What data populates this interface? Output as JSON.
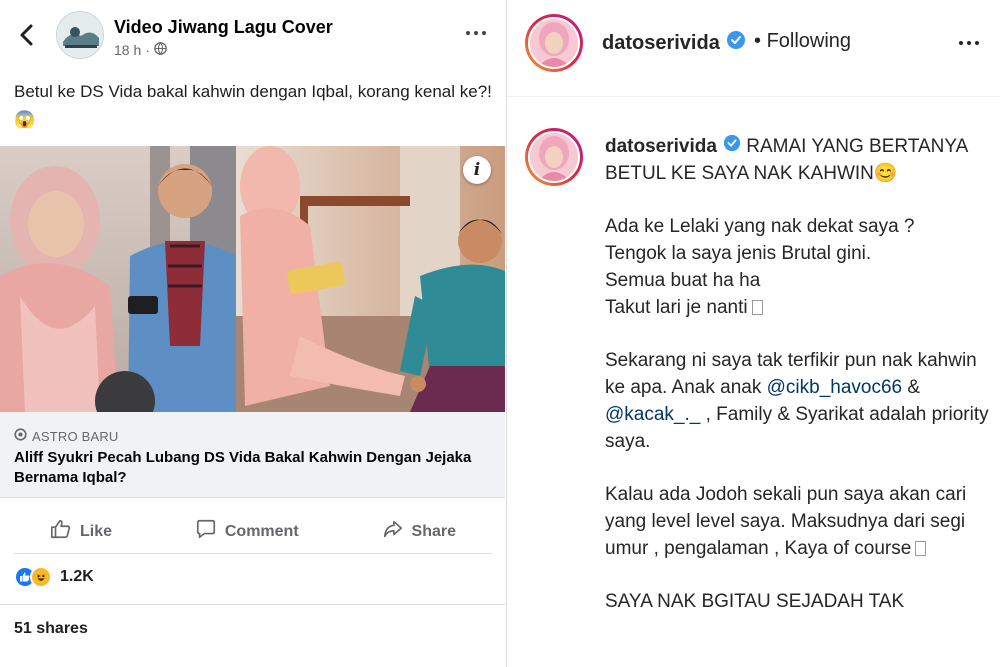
{
  "facebook": {
    "page_name": "Video Jiwang Lagu Cover",
    "time": "18 h",
    "caption": "Betul ke DS Vida bakal kahwin dengan Iqbal, korang kenal ke?!😱",
    "link_source": "ASTRO BARU",
    "link_headline": "Aliff Syukri Pecah Lubang DS Vida Bakal Kahwin Dengan Jejaka Bernama Iqbal?",
    "actions": {
      "like": "Like",
      "comment": "Comment",
      "share": "Share"
    },
    "reaction_count": "1.2K",
    "shares": "51 shares",
    "icons": [
      "back-icon",
      "globe-icon",
      "more-icon",
      "info-icon",
      "like-icon",
      "comment-icon",
      "share-icon"
    ],
    "colors": {
      "like_blue": "#1877f2",
      "haha_yellow": "#f7b928"
    }
  },
  "instagram": {
    "username": "datoserivida",
    "follow_status": "Following",
    "caption_first": "RAMAI YANG BERTANYA BETUL KE SAYA NAK KAHWIN😊",
    "paragraph2": [
      "Ada ke Lelaki yang nak dekat saya ?",
      "Tengok la saya jenis Brutal gini.",
      "Semua buat ha ha",
      "Takut lari je nanti"
    ],
    "paragraph3_start": "Sekarang ni saya tak terfikir pun nak kahwin ke apa. Anak anak",
    "mention1": "@cikb_havoc66",
    "amp": "&",
    "mention2": "@kacak_._",
    "paragraph3_end": ", Family & Syarikat adalah priority saya.",
    "paragraph4": "Kalau ada Jodoh sekali pun saya akan cari yang level level saya. Maksudnya dari segi umur , pengalaman , Kaya of course",
    "paragraph5": "SAYA NAK BGITAU SEJADAH TAK",
    "icons": [
      "verified-badge-icon",
      "more-icon"
    ],
    "colors": {
      "verified_blue": "#3897f0",
      "mention": "#00376b"
    }
  }
}
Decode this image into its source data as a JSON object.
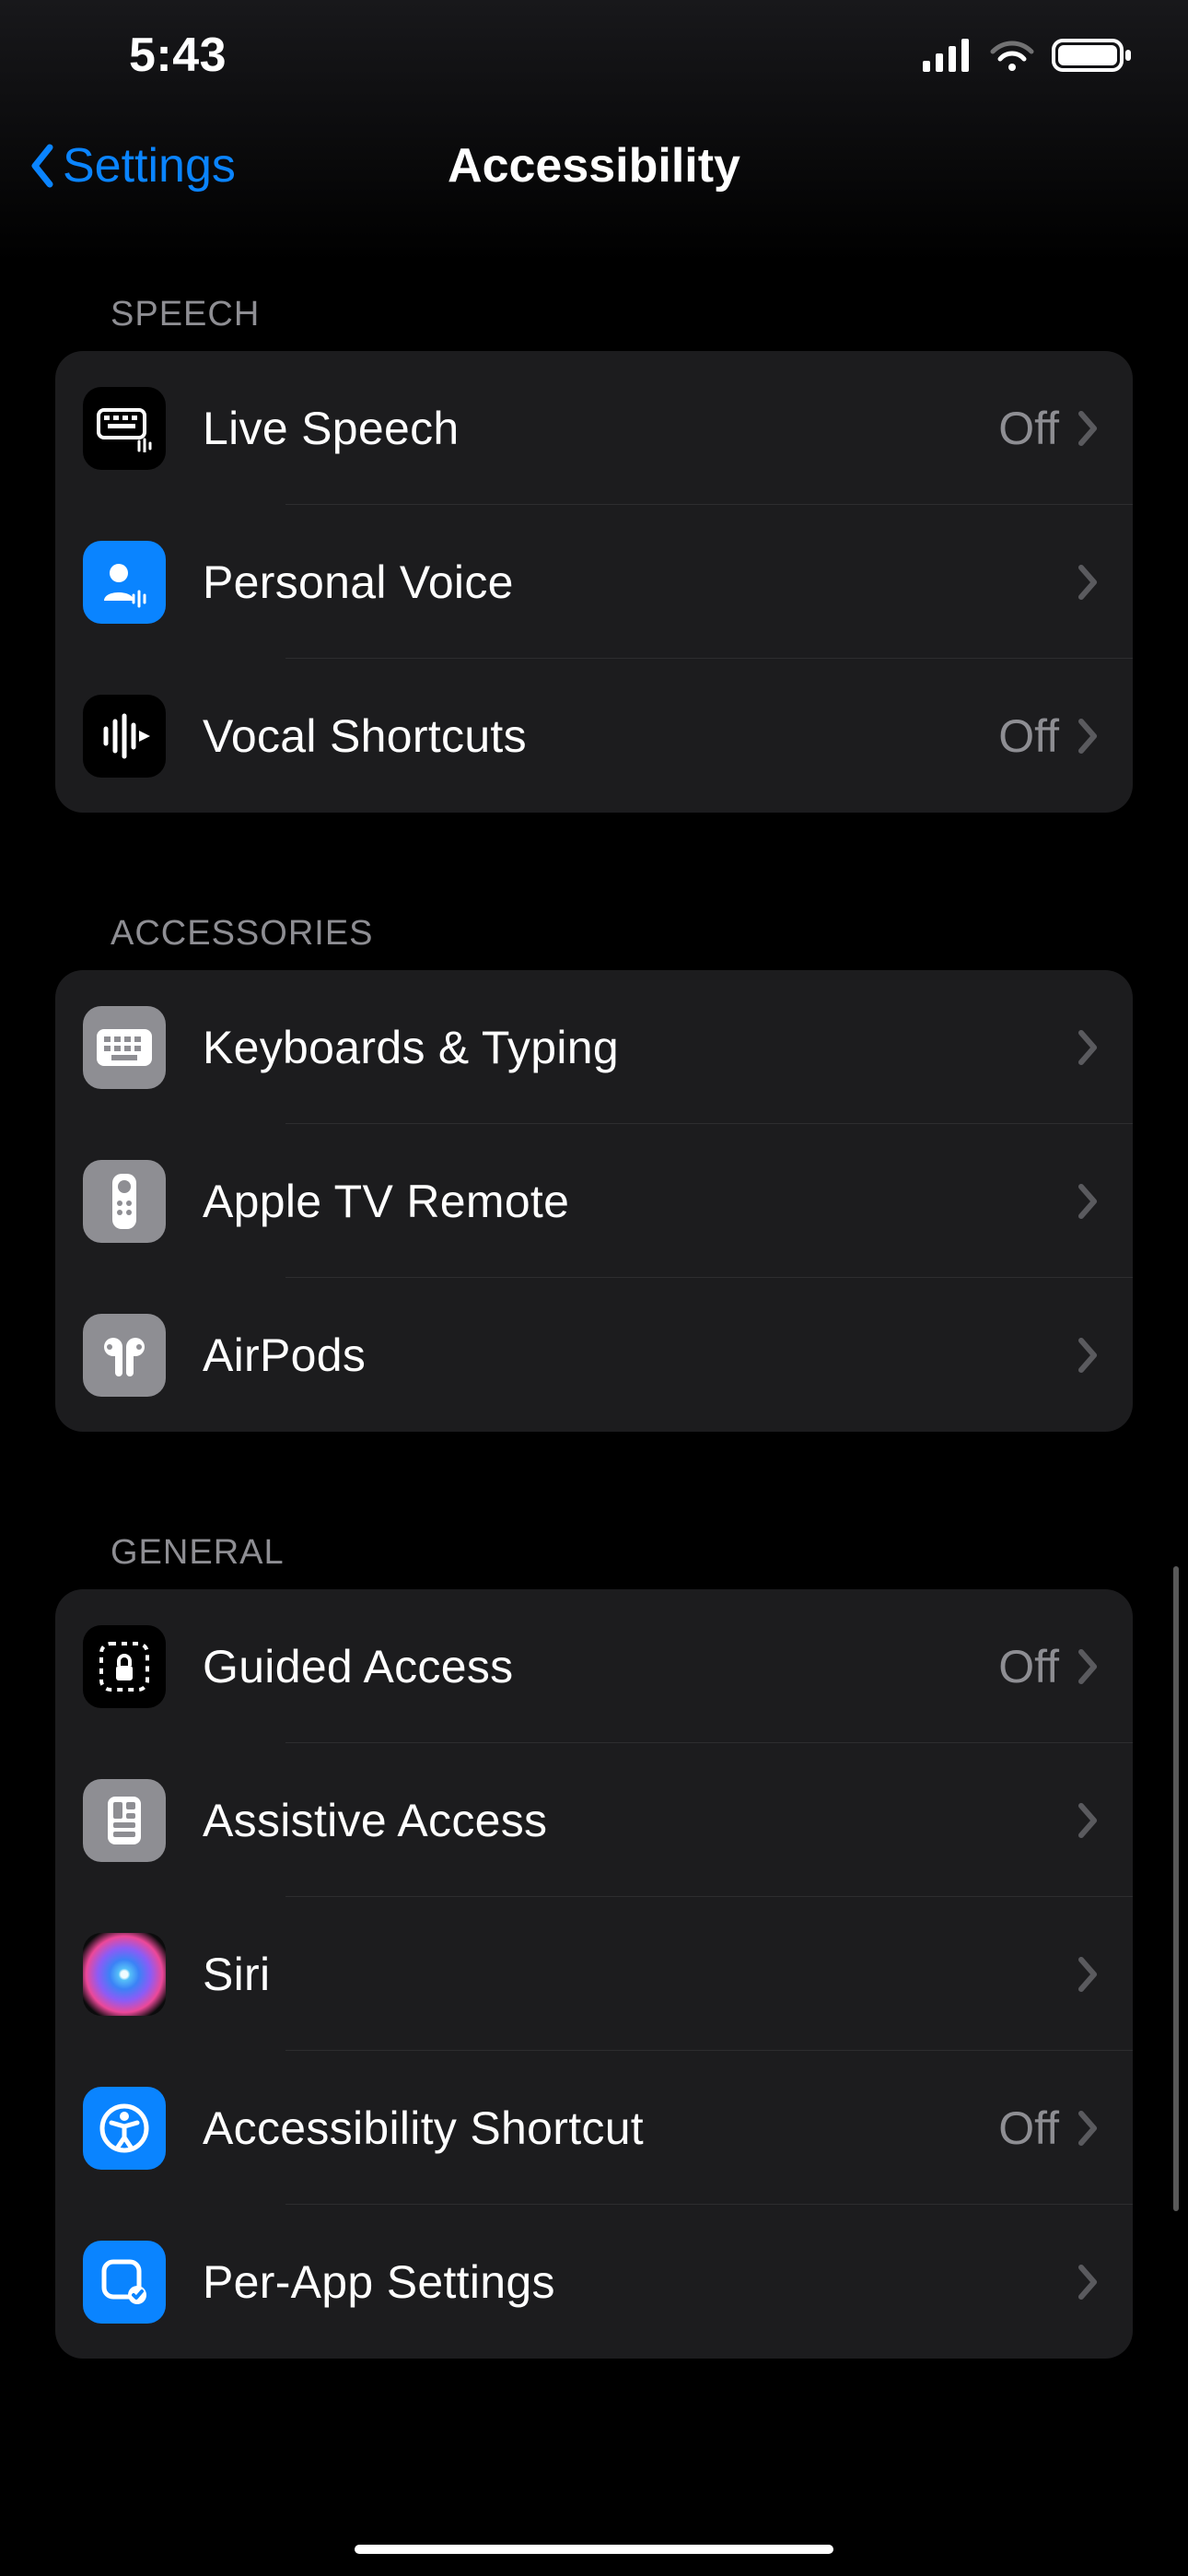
{
  "status": {
    "time": "5:43"
  },
  "nav": {
    "back_label": "Settings",
    "title": "Accessibility"
  },
  "sections": {
    "speech": {
      "header": "SPEECH",
      "items": [
        {
          "label": "Live Speech",
          "value": "Off"
        },
        {
          "label": "Personal Voice",
          "value": ""
        },
        {
          "label": "Vocal Shortcuts",
          "value": "Off"
        }
      ]
    },
    "accessories": {
      "header": "ACCESSORIES",
      "items": [
        {
          "label": "Keyboards & Typing",
          "value": ""
        },
        {
          "label": "Apple TV Remote",
          "value": ""
        },
        {
          "label": "AirPods",
          "value": ""
        }
      ]
    },
    "general": {
      "header": "GENERAL",
      "items": [
        {
          "label": "Guided Access",
          "value": "Off"
        },
        {
          "label": "Assistive Access",
          "value": ""
        },
        {
          "label": "Siri",
          "value": ""
        },
        {
          "label": "Accessibility Shortcut",
          "value": "Off"
        },
        {
          "label": "Per-App Settings",
          "value": ""
        }
      ]
    }
  },
  "icons": {
    "live_speech": "keyboard-speak-icon",
    "personal_voice": "person-voice-icon",
    "vocal_shortcuts": "waveform-icon",
    "keyboards": "keyboard-icon",
    "apple_tv": "remote-icon",
    "airpods": "airpods-icon",
    "guided_access": "lock-dashed-icon",
    "assistive_access": "panel-icon",
    "siri": "siri-icon",
    "shortcut": "accessibility-icon",
    "per_app": "app-gear-icon"
  },
  "colors": {
    "accent": "#0a84ff",
    "card": "#1c1c1e",
    "secondary_text": "#8e8e93"
  }
}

|---|

» EXERCISE DETAILS
Wherever "data" shows up in a line, copy that line.

» WRITTEN RESPONSE
What data populates this interface? Output as JSON.
Decode this image into its source data as a JSON object.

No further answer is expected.